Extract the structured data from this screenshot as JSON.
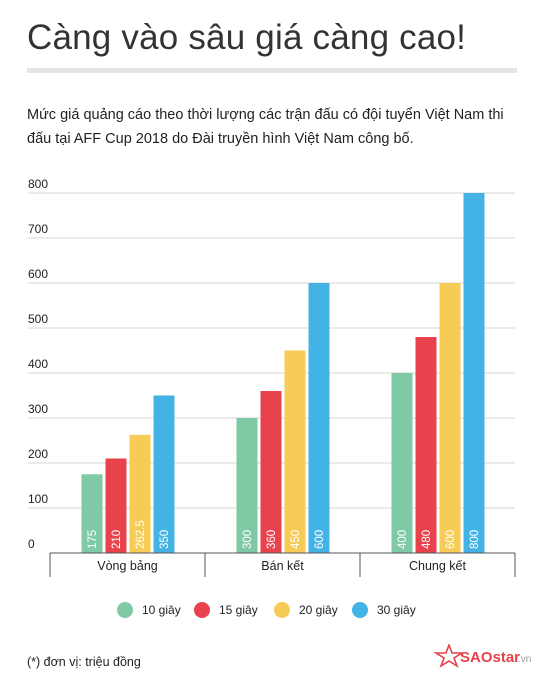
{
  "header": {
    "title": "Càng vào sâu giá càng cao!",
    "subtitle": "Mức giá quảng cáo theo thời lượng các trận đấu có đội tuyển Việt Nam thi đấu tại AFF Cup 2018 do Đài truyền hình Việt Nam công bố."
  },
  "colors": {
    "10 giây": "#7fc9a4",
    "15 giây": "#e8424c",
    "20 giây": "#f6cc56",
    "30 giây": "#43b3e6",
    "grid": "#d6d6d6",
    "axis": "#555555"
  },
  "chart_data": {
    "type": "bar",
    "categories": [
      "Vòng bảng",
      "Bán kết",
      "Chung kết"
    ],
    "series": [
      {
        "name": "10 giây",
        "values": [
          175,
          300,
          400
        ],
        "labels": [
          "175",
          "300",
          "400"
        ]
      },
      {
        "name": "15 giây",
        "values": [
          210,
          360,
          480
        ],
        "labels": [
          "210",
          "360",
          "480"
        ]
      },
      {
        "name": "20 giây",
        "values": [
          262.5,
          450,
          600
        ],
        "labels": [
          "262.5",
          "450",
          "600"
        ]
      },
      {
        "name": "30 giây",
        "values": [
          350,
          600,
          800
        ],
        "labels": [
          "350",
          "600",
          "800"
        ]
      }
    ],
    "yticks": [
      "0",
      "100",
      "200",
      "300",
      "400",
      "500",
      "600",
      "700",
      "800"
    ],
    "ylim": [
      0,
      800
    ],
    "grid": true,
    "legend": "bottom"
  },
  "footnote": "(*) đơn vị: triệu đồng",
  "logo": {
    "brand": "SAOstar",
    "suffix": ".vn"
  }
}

Goal
Extract each line from the listing that holds the word "giây".

Full solution
    "10 giây": "#7fc9a4",
    "15 giây": "#e8424c",
    "20 giây": "#f6cc56",
    "30 giây": "#43b3e6",
        "name": "10 giây",
        "name": "15 giây",
        "name": "20 giây",
        "name": "30 giây",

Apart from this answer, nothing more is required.